▶ _Short task_
Copy out verbatim the stretch of the data from the line containing "schedule-divider: [82, 1888, 1042, 1890]" through the line containing "bg-event-block: [1067, 796, 1125, 1026]", both of those lines included.
▼
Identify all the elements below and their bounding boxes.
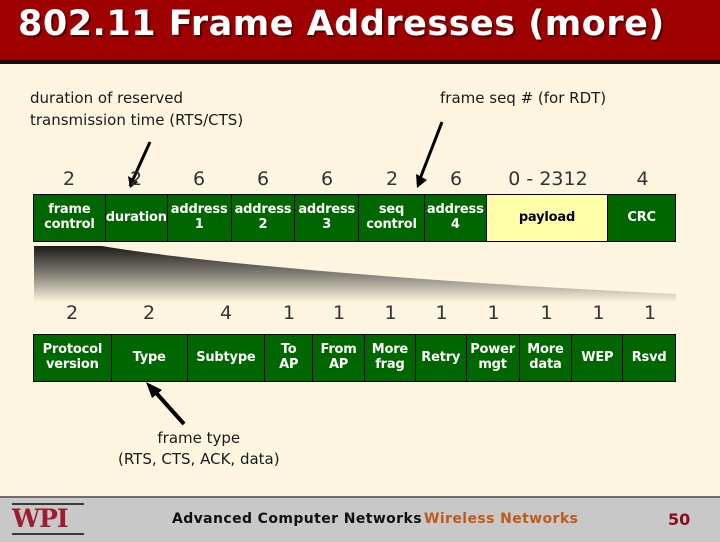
size-label: 1 — [332, 302, 346, 324]
bitfield-from-ap[interactable]: From AP — [313, 335, 365, 381]
field-duration[interactable]: duration — [105, 195, 168, 241]
size-label: 2 — [142, 302, 156, 324]
annotation-seq: frame seq # (for RDT) — [440, 89, 607, 107]
field-seq-control[interactable]: seq control — [359, 195, 425, 241]
slide-canvas: 802.11 Frame Addresses (more) duration o… — [0, 0, 720, 542]
footer-bar: WPI Advanced Computer Networks Wireless … — [0, 496, 720, 542]
bitfield-protocol-version[interactable]: Protocol version — [34, 335, 112, 381]
size-label: 1 — [282, 302, 296, 324]
footer-topic-title: Wireless Networks — [424, 511, 579, 527]
size-label: 2 — [62, 168, 76, 190]
size-label: 6 — [256, 168, 270, 190]
bitfield-type[interactable]: Type — [111, 335, 188, 381]
logo-rule-bottom — [12, 533, 84, 535]
wpi-logo: WPI — [12, 503, 84, 537]
size-label: 2 — [385, 168, 399, 190]
frame-control-detail-row: Protocol version Type Subtype To AP From… — [33, 334, 676, 382]
field-address-1[interactable]: address 1 — [167, 195, 232, 241]
size-label: 1 — [540, 302, 553, 324]
size-label: 6 — [449, 168, 463, 190]
field-crc[interactable]: CRC — [608, 195, 675, 241]
field-frame-control[interactable]: frame control — [34, 195, 106, 241]
annotation-duration: duration of reserved transmission time (… — [30, 89, 244, 129]
size-label: 1 — [643, 302, 657, 324]
title-bar: 802.11 Frame Addresses (more) — [0, 0, 720, 64]
frame-control-size-label-row: 2 2 4 1 1 1 1 1 1 1 1 — [33, 300, 676, 326]
size-label: 4 — [219, 302, 233, 324]
bitfield-retry[interactable]: Retry — [415, 335, 467, 381]
bitfield-to-ap[interactable]: To AP — [265, 335, 314, 381]
footer-page-number: 50 — [668, 510, 691, 529]
size-label: 1 — [487, 302, 500, 324]
bitfield-more-data[interactable]: More data — [519, 335, 573, 381]
expansion-fan-icon — [34, 246, 676, 302]
field-address-3[interactable]: address 3 — [295, 195, 360, 241]
frame-structure-row: frame control duration address 1 address… — [33, 194, 676, 242]
size-label: 1 — [592, 302, 605, 324]
bitfield-wep[interactable]: WEP — [572, 335, 624, 381]
bitfield-power-mgt[interactable]: Power mgt — [466, 335, 520, 381]
expansion-fan — [24, 246, 684, 302]
field-address-4[interactable]: address 4 — [424, 195, 487, 241]
size-label: 6 — [320, 168, 334, 190]
annotation-frame-type: frame type (RTS, CTS, ACK, data) — [118, 429, 280, 468]
field-payload[interactable]: payload — [486, 195, 609, 241]
bitfield-more-frag[interactable]: More frag — [364, 335, 416, 381]
size-label: 1 — [435, 302, 448, 324]
size-label: 4 — [636, 168, 649, 190]
size-label: 2 — [65, 302, 79, 324]
size-label: 0 - 2312 — [508, 168, 588, 190]
bitfield-rsvd[interactable]: Rsvd — [623, 335, 676, 381]
wpi-logo-text: WPI — [12, 504, 69, 533]
size-label: 1 — [384, 302, 397, 324]
size-label: 2 — [129, 168, 143, 190]
footer-course-title: Advanced Computer Networks — [172, 511, 422, 527]
size-label: 6 — [192, 168, 206, 190]
leader-line-type-icon — [146, 382, 186, 426]
page-title: 802.11 Frame Addresses (more) — [18, 4, 665, 44]
field-address-2[interactable]: address 2 — [231, 195, 296, 241]
bitfield-subtype[interactable]: Subtype — [187, 335, 266, 381]
frame-size-label-row: 2 2 6 6 6 2 6 0 - 2312 4 — [33, 166, 676, 192]
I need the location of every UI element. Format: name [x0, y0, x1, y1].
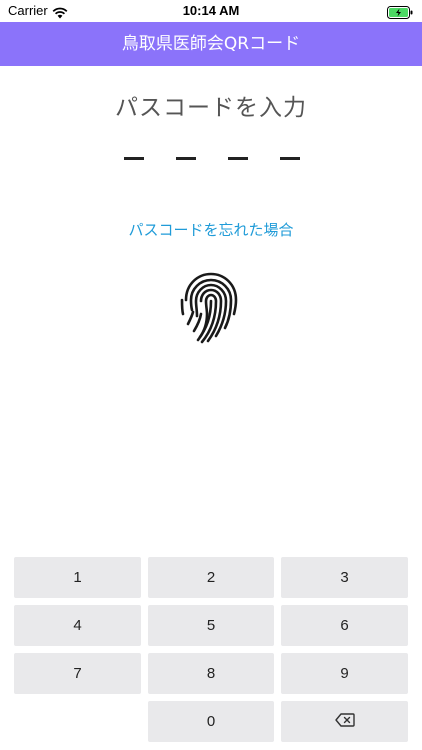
status-time: 10:14 AM — [182, 3, 240, 18]
key-0[interactable]: 0 — [148, 701, 274, 742]
key-9[interactable]: 9 — [281, 653, 408, 694]
passcode-digit-slot — [280, 157, 300, 160]
fingerprint-icon[interactable] — [178, 270, 244, 344]
nav-title: 鳥取県医師会QRコード — [121, 34, 301, 54]
key-4[interactable]: 4 — [14, 605, 141, 646]
backspace-icon — [334, 712, 355, 731]
key-8[interactable]: 8 — [148, 653, 274, 694]
forgot-passcode-link[interactable]: パスコードを忘れた場合 — [0, 219, 422, 240]
key-7[interactable]: 7 — [14, 653, 141, 694]
navigation-bar: 鳥取県医師会QRコード — [0, 22, 422, 66]
key-1[interactable]: 1 — [14, 557, 141, 598]
delete-key[interactable] — [281, 701, 408, 742]
passcode-digit-slot — [124, 157, 144, 160]
status-bar: Carrier 10:14 AM — [0, 0, 422, 22]
key-5[interactable]: 5 — [148, 605, 274, 646]
passcode-indicator — [124, 157, 302, 161]
key-3[interactable]: 3 — [281, 557, 408, 598]
passcode-prompt: パスコードを入力 — [115, 95, 307, 121]
passcode-digit-slot — [176, 157, 196, 160]
numeric-keypad: 1 2 3 4 5 6 7 8 9 0 — [0, 553, 422, 750]
key-2[interactable]: 2 — [148, 557, 274, 598]
passcode-digit-slot — [228, 157, 248, 160]
battery-charging-icon — [387, 4, 413, 23]
key-6[interactable]: 6 — [281, 605, 408, 646]
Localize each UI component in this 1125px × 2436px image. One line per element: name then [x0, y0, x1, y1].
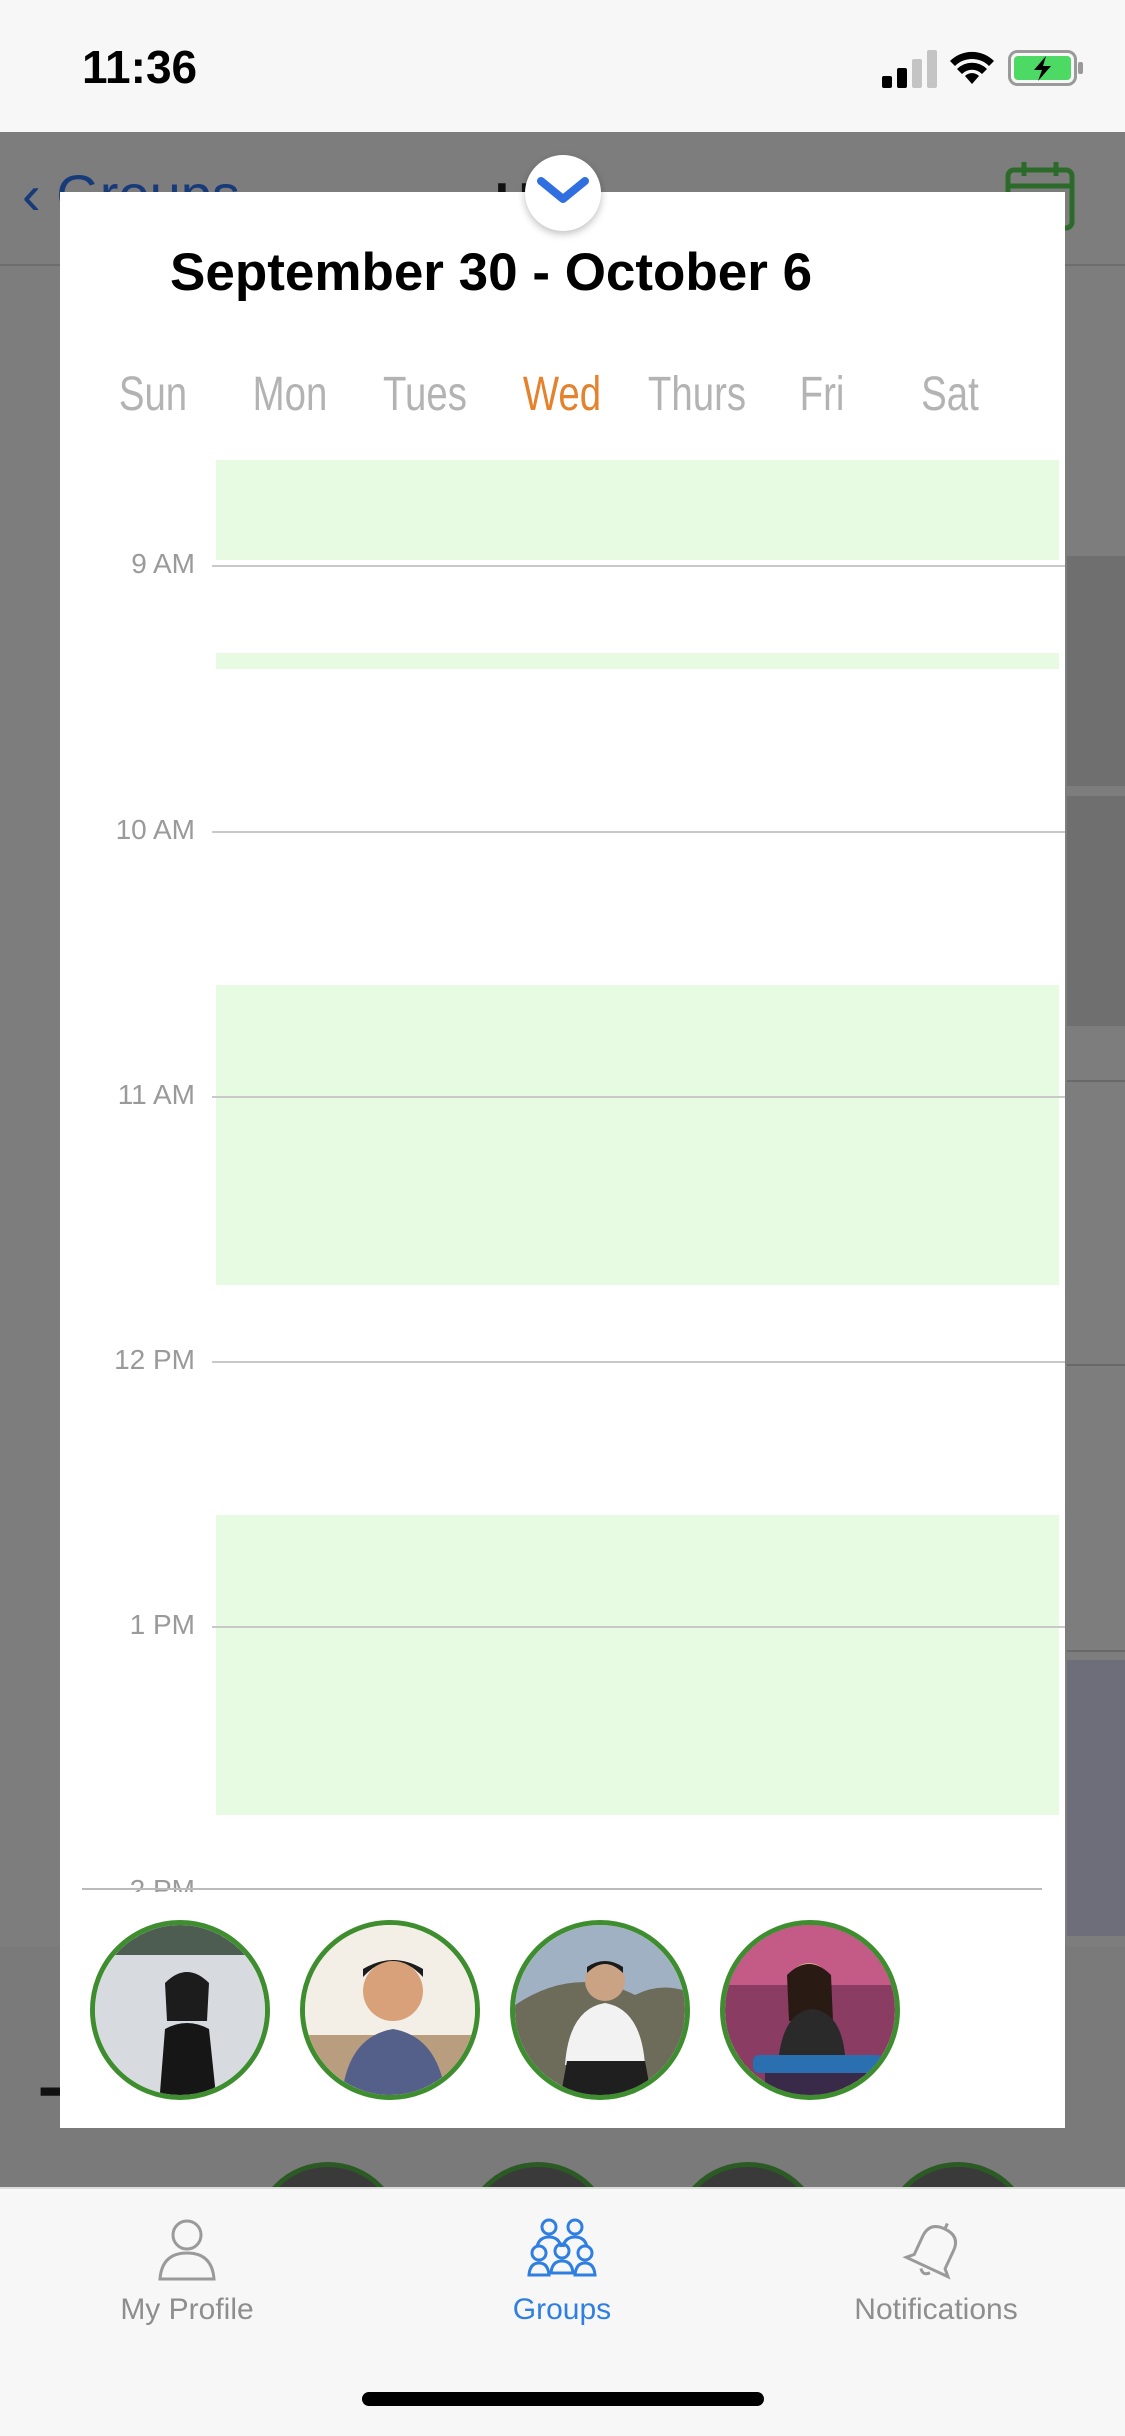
schedule-divider: [82, 1888, 1042, 1890]
chevron-left-icon: ‹: [22, 163, 41, 226]
bell-icon: [902, 2222, 958, 2280]
status-bar: 11:36: [0, 0, 1125, 132]
tab-wed[interactable]: Wed: [510, 362, 614, 462]
day-tabs: Sun Mon Tues Wed Thurs Fri Sat: [60, 362, 1065, 462]
bg-divider: [1067, 1650, 1125, 1652]
bg-divider: [1067, 1364, 1125, 1366]
tab-sun[interactable]: Sun: [117, 362, 189, 462]
hour-line: [212, 831, 1065, 833]
tab-label: Notifications: [854, 2293, 1018, 2326]
available-block: [216, 460, 1059, 560]
available-block: [216, 653, 1059, 669]
group-icon: [527, 2218, 597, 2277]
tab-fri[interactable]: Fri: [782, 362, 862, 462]
member-avatar[interactable]: [720, 1920, 900, 2100]
person-icon: [158, 2219, 216, 2281]
hour-label: 10 AM: [115, 814, 195, 845]
battery-charging-icon: [1008, 50, 1083, 86]
hour-line: [212, 1626, 1065, 1628]
tab-tues[interactable]: Tues: [373, 362, 477, 462]
week-range-title: September 30 - October 6: [170, 243, 813, 302]
chevron-down-icon: [537, 177, 589, 203]
tab-label: Groups: [512, 2293, 612, 2326]
tab-sat[interactable]: Sat: [910, 362, 990, 462]
member-avatar[interactable]: [300, 1920, 480, 2100]
member-avatar[interactable]: [90, 1920, 270, 2100]
available-block: [216, 1515, 1059, 1815]
tab-groups[interactable]: Groups: [412, 2189, 712, 2359]
status-time: 11:36: [82, 41, 198, 93]
bg-event-block: [1067, 796, 1125, 1026]
available-block: [216, 985, 1059, 1285]
availability-sheet: September 30 - October 6 Sun Mon Tues We…: [60, 192, 1065, 2128]
tab-thurs[interactable]: Thurs: [641, 362, 753, 462]
day-schedule[interactable]: 9 AM 10 AM 11 AM 12 PM 1 PM 2 PM: [60, 460, 1065, 1892]
member-avatar[interactable]: [510, 1920, 690, 2100]
bg-event-block: [1067, 1660, 1125, 1936]
cellular-signal-icon: [882, 50, 937, 88]
hour-line: [212, 1361, 1065, 1363]
tab-mon[interactable]: Mon: [250, 362, 330, 462]
tab-notifications[interactable]: Notifications: [786, 2189, 1086, 2359]
hour-label: 11 AM: [117, 1079, 195, 1110]
bg-divider: [1067, 1080, 1125, 1082]
tab-label: My Profile: [120, 2293, 254, 2326]
dismiss-button[interactable]: [525, 155, 601, 231]
hour-label: 9 AM: [131, 548, 195, 579]
hour-label: 12 PM: [114, 1344, 195, 1375]
hour-line: [212, 1096, 1065, 1098]
hour-label: 1 PM: [129, 1609, 195, 1640]
bg-event-block: [1067, 556, 1125, 786]
home-indicator[interactable]: [362, 2392, 764, 2406]
hour-line: [212, 565, 1065, 567]
wifi-icon: [950, 51, 994, 84]
tab-my-profile[interactable]: My Profile: [37, 2189, 337, 2359]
▲
▶ _Answer to this task_
schedule-divider: [82, 1888, 1042, 1890]
chevron-left-icon: ‹: [22, 163, 41, 226]
bell-icon: [902, 2222, 958, 2280]
status-bar: 11:36: [0, 0, 1125, 132]
tab-wed[interactable]: Wed: [510, 362, 614, 462]
day-tabs: Sun Mon Tues Wed Thurs Fri Sat: [60, 362, 1065, 462]
bg-divider: [1067, 1650, 1125, 1652]
bg-divider: [1067, 1364, 1125, 1366]
tab-sun[interactable]: Sun: [117, 362, 189, 462]
hour-line: [212, 831, 1065, 833]
tab-label: Notifications: [854, 2293, 1018, 2326]
available-block: [216, 460, 1059, 560]
available-block: [216, 653, 1059, 669]
group-icon: [527, 2218, 597, 2277]
tab-fri[interactable]: Fri: [782, 362, 862, 462]
member-avatar[interactable]: [720, 1920, 900, 2100]
person-icon: [158, 2219, 216, 2281]
hour-label: 10 AM: [115, 814, 195, 845]
battery-charging-icon: [1008, 50, 1083, 86]
hour-line: [212, 1626, 1065, 1628]
tab-tues[interactable]: Tues: [373, 362, 477, 462]
week-range-title: September 30 - October 6: [170, 243, 813, 302]
chevron-down-icon: [537, 177, 589, 203]
tab-label: Groups: [512, 2293, 612, 2326]
tab-sat[interactable]: Sat: [910, 362, 990, 462]
member-avatar[interactable]: [300, 1920, 480, 2100]
member-avatar[interactable]: [90, 1920, 270, 2100]
available-block: [216, 1515, 1059, 1815]
tab-groups[interactable]: Groups: [412, 2189, 712, 2359]
status-time: 11:36: [82, 41, 198, 93]
bg-event-block: [1067, 796, 1125, 1026]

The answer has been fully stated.